↓

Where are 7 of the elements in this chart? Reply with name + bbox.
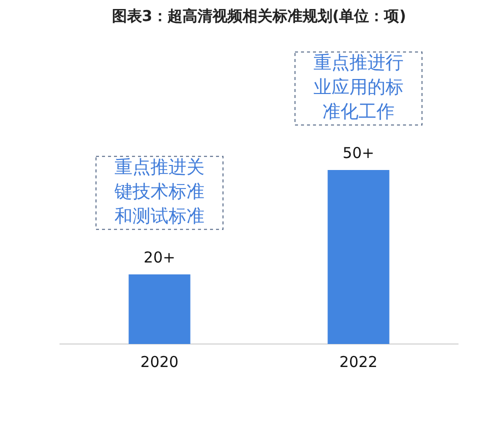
data-label: 50+ <box>342 144 374 162</box>
data-label: 20+ <box>144 248 176 266</box>
text: 重点推进行业应用的标准化工作 <box>314 52 404 123</box>
chart-title: 图表3：超高清视频相关标准规划(单位：项) <box>112 6 406 25</box>
annotation: 重点推进关键技术标准和测试标准 <box>114 157 204 228</box>
x-tick-label: 2022 <box>339 352 378 371</box>
x-tick-label: 2020 <box>140 352 179 371</box>
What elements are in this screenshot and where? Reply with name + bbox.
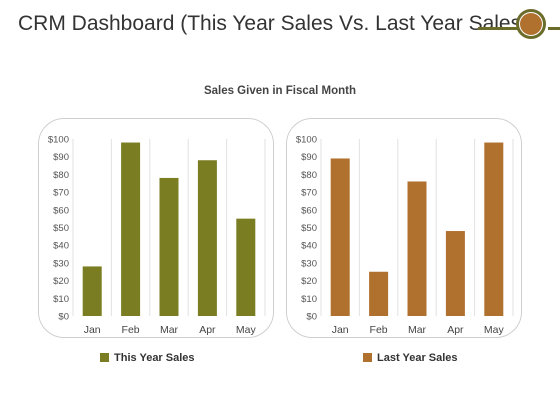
y-tick-label: $70 xyxy=(53,188,69,199)
y-tick-label: $40 xyxy=(301,241,317,252)
legend-swatch-this-year xyxy=(100,353,109,362)
y-tick-label: $40 xyxy=(53,241,69,252)
bar xyxy=(159,177,179,316)
x-tick-label: May xyxy=(236,324,257,336)
x-tick-label: Feb xyxy=(122,324,140,336)
y-tick-label: $80 xyxy=(53,170,69,181)
legend-label-this-year: This Year Sales xyxy=(114,352,195,364)
page-title: CRM Dashboard (This Year Sales Vs. Last … xyxy=(18,12,529,35)
legend-last-year: Last Year Sales xyxy=(363,352,458,364)
this-year-sales-chart: $0 $10 $20 $30 $40 $50 $60 $70 $80 $90 $100 Jan Feb M… xyxy=(48,135,266,336)
last-year-chart-panel: $0 $10 $20 $30 $40 $50 $60 $70 $80 $90 $100 Jan Feb M… xyxy=(286,118,522,338)
y-tick-label: $30 xyxy=(301,258,317,269)
y-tick-label: $80 xyxy=(301,170,317,181)
bar xyxy=(445,231,465,316)
y-tick-label: $60 xyxy=(301,205,317,216)
legend-swatch-last-year xyxy=(363,353,372,362)
y-tick-label: $20 xyxy=(53,276,69,287)
legend-label-last-year: Last Year Sales xyxy=(377,352,458,364)
x-tick-label: May xyxy=(484,324,505,336)
bar xyxy=(330,158,350,316)
y-tick-label: $100 xyxy=(296,135,317,146)
y-tick-label: $90 xyxy=(53,152,69,163)
bar xyxy=(369,271,389,316)
x-tick-label: Apr xyxy=(199,324,216,336)
this-year-chart-panel: $0 $10 $20 $30 $40 $50 $60 $70 $80 $90 $100 Jan Feb M… xyxy=(38,118,274,338)
title-rule-right xyxy=(548,27,560,30)
bar xyxy=(121,142,141,316)
bar xyxy=(236,218,256,316)
y-tick-label: $10 xyxy=(301,294,317,305)
y-tick-label: $60 xyxy=(53,205,69,216)
x-tick-label: Mar xyxy=(160,324,179,336)
x-tick-label: Apr xyxy=(447,324,464,336)
bar xyxy=(407,181,427,316)
y-tick-label: $0 xyxy=(58,312,69,323)
x-tick-label: Mar xyxy=(408,324,427,336)
y-tick-label: $70 xyxy=(301,188,317,199)
y-tick-label: $30 xyxy=(53,258,69,269)
x-tick-label: Feb xyxy=(370,324,388,336)
x-tick-label: Jan xyxy=(332,324,349,336)
y-tick-label: $20 xyxy=(301,276,317,287)
last-year-sales-chart: $0 $10 $20 $30 $40 $50 $60 $70 $80 $90 $100 Jan Feb M… xyxy=(296,135,514,336)
y-tick-label: $50 xyxy=(53,223,69,234)
y-tick-label: $10 xyxy=(53,294,69,305)
y-tick-label: $90 xyxy=(301,152,317,163)
chart-title: Sales Given in Fiscal Month xyxy=(203,85,357,97)
y-tick-label: $50 xyxy=(301,223,317,234)
bar xyxy=(484,142,504,316)
title-dot-icon xyxy=(520,13,542,35)
x-tick-label: Jan xyxy=(84,324,101,336)
y-tick-label: $100 xyxy=(48,135,69,146)
title-rule xyxy=(478,27,518,30)
legend-this-year: This Year Sales xyxy=(100,352,195,364)
bar xyxy=(82,266,102,316)
y-tick-label: $0 xyxy=(306,312,317,323)
bar xyxy=(197,160,217,316)
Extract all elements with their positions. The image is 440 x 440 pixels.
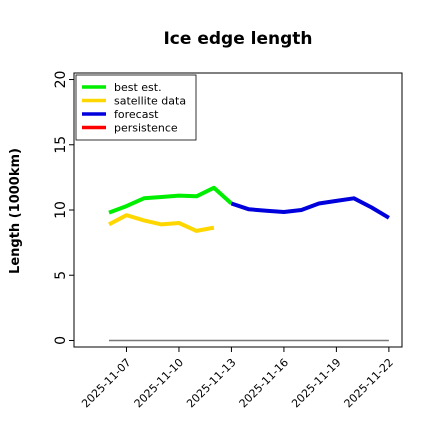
x-tick-label: 2025-11-07 — [79, 356, 133, 410]
x-tick-label: 2025-11-22 — [342, 356, 396, 410]
y-axis-label: Length (1000km) — [8, 148, 23, 274]
legend-label-satellite-data: satellite data — [114, 94, 186, 107]
series-line-best-est — [108, 185, 233, 215]
x-tick-label: 2025-11-19 — [289, 356, 343, 410]
series-line-forecast — [230, 196, 390, 220]
legend-label-forecast: forecast — [114, 108, 159, 121]
series-line-satellite-data — [108, 213, 215, 233]
y-tick-label: 20 — [53, 71, 69, 89]
y-tick-label: 15 — [53, 136, 69, 154]
y-tick-label: 10 — [53, 201, 69, 219]
x-tick-label: 2025-11-16 — [237, 356, 291, 410]
legend: best est.satellite dataforecastpersisten… — [75, 74, 197, 141]
chart-title: Ice edge length — [163, 29, 312, 49]
x-tick-label: 2025-11-13 — [184, 356, 238, 410]
x-tick-label: 2025-11-10 — [132, 356, 186, 410]
y-tick-label: 0 — [53, 336, 69, 345]
y-tick-label: 5 — [53, 271, 69, 280]
legend-label-persistence: persistence — [114, 121, 178, 134]
legend-label-best-est: best est. — [114, 81, 162, 94]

↑

- [What is expected]: Please turn every line of the records above into a numbered list, skipping any blank lines and leaving out the picture markers.

- [Result for this task]:
1. Where are 7 of the elements in this chart? Reply with name + bbox.
2. data-label: 50+ <box>342 144 374 162</box>
3. data-label: 20+ <box>144 248 176 266</box>
4. text: 重点推进行业应用的标准化工作 <box>314 52 404 123</box>
5. chart-title: 图表3：超高清视频相关标准规划(单位：项) <box>112 6 406 25</box>
6. annotation: 重点推进关键技术标准和测试标准 <box>114 157 204 228</box>
7. x-tick-label: 2022 <box>339 352 378 371</box>
8. x-tick-label: 2020 <box>140 352 179 371</box>
9. What elements are in this screenshot and where? Reply with name + bbox.
10. y-tick-label: $70 xyxy=(53,188,69,199)
11. y-tick-label: $40 xyxy=(301,241,317,252)
12. legend-swatch-this-year xyxy=(100,353,109,362)
13. y-tick-label: $40 xyxy=(53,241,69,252)
14. bar xyxy=(159,177,179,316)
15. x-tick-label: May xyxy=(236,324,257,336)
16. x-tick-label: Feb xyxy=(122,324,140,336)
17. y-tick-label: $80 xyxy=(53,170,69,181)
18. legend-label-this-year: This Year Sales xyxy=(114,352,195,364)
19. page-title: CRM Dashboard (This Year Sales Vs. Last … xyxy=(18,12,529,35)
20. legend-last-year: Last Year Sales xyxy=(363,352,458,364)
21. this-year-sales-chart: $0 $10 $20 $30 $40 $50 $60 $70 $80 $90 $100 Jan Feb M… xyxy=(48,135,266,336)
22. last-year-chart-panel: $0 $10 $20 $30 $40 $50 $60 $70 $80 $90 $100 Jan Feb M… xyxy=(286,118,522,338)
23. y-tick-label: $30 xyxy=(301,258,317,269)
24. y-tick-label: $80 xyxy=(301,170,317,181)
25. bar xyxy=(445,231,465,316)
26. y-tick-label: $60 xyxy=(301,205,317,216)
27. legend-swatch-last-year xyxy=(363,353,372,362)
28. y-tick-label: $20 xyxy=(53,276,69,287)
29. legend-label-last-year: Last Year Sales xyxy=(377,352,458,364)
30. x-tick-label: May xyxy=(484,324,505,336)
31. bar xyxy=(330,158,350,316)
32. y-tick-label: $100 xyxy=(296,135,317,146)
33. y-tick-label: $90 xyxy=(53,152,69,163)
34. bar xyxy=(369,271,389,316)
35. x-tick-label: Apr xyxy=(199,324,216,336)
36. this-year-chart-panel: $0 $10 $20 $30 $40 $50 $60 $70 $80 $90 $100 Jan Feb M… xyxy=(38,118,274,338)
37. title-rule-right xyxy=(548,27,560,30)
38. bar xyxy=(121,142,141,316)
39. bar xyxy=(236,218,256,316)
40. y-tick-label: $10 xyxy=(301,294,317,305)
41. y-tick-label: $60 xyxy=(53,205,69,216)
42. x-tick-label: Mar xyxy=(160,324,179,336)
43. x-tick-label: Apr xyxy=(447,324,464,336)
44. bar xyxy=(407,181,427,316)
45. y-tick-label: $0 xyxy=(58,312,69,323)
46. x-tick-label: Mar xyxy=(408,324,427,336)
47. y-tick-label: $70 xyxy=(301,188,317,199)
48. y-tick-label: $30 xyxy=(53,258,69,269)
49. x-tick-label: Feb xyxy=(370,324,388,336)
50. x-tick-label: Jan xyxy=(332,324,349,336)
51. y-tick-label: $20 xyxy=(301,276,317,287)
52. last-year-sales-chart: $0 $10 $20 $30 $40 $50 $60 $70 $80 $90 $100 Jan Feb M… xyxy=(296,135,514,336)
53. y-tick-label: $50 xyxy=(53,223,69,234)
54. y-tick-label: $10 xyxy=(53,294,69,305)
55. y-tick-label: $90 xyxy=(301,152,317,163)
56. chart-title: Sales Given in Fiscal Month xyxy=(203,85,357,97)
57. y-tick-label: $50 xyxy=(301,223,317,234)
58. bar xyxy=(484,142,504,316)
59. title-dot-icon xyxy=(520,13,542,35)
60. x-tick-label: Jan xyxy=(84,324,101,336)
61. y-tick-label: $100 xyxy=(48,135,69,146)
62. title-rule xyxy=(478,27,518,30)
63. legend-this-year: This Year Sales xyxy=(100,352,195,364)
64. bar xyxy=(82,266,102,316)
65. y-tick-label: $0 xyxy=(306,312,317,323)
66. bar xyxy=(197,160,217,316)
67. Extract all elements with their positions. The image is 440 x 440 pixels.
68. x-tick-label: 2025-11-07 — [79, 356, 133, 410]
69. x-tick-label: 2025-11-22 — [342, 356, 396, 410]
70. y-axis-label: Length (1000km) — [8, 148, 23, 274]
71. legend-label-satellite-data: satellite data — [114, 94, 186, 107]
72. series-line-best-est — [108, 185, 233, 215]
73. x-tick-label: 2025-11-19 — [289, 356, 343, 410]
74. series-line-forecast — [230, 196, 390, 220]
75. legend-label-forecast: forecast — [114, 108, 159, 121]
76. series-line-satellite-data — [108, 213, 215, 233]
77. y-tick-label: 20 — [53, 71, 69, 89]
78. y-tick-label: 15 — [53, 136, 69, 154]
79. y-tick-label: 10 — [53, 201, 69, 219]
80. x-tick-label: 2025-11-16 — [237, 356, 291, 410]
81. legend: best est.satellite dataforecastpersisten… — [75, 74, 197, 141]
82. chart-title: Ice edge length — [163, 29, 312, 49]
83. x-tick-label: 2025-11-13 — [184, 356, 238, 410]
84. x-tick-label: 2025-11-10 — [132, 356, 186, 410]
85. y-tick-label: 0 — [53, 336, 69, 345]
86. y-tick-label: 5 — [53, 271, 69, 280]
87. legend-label-persistence: persistence — [114, 121, 178, 134]
88. legend-label-best-est: best est. — [114, 81, 162, 94]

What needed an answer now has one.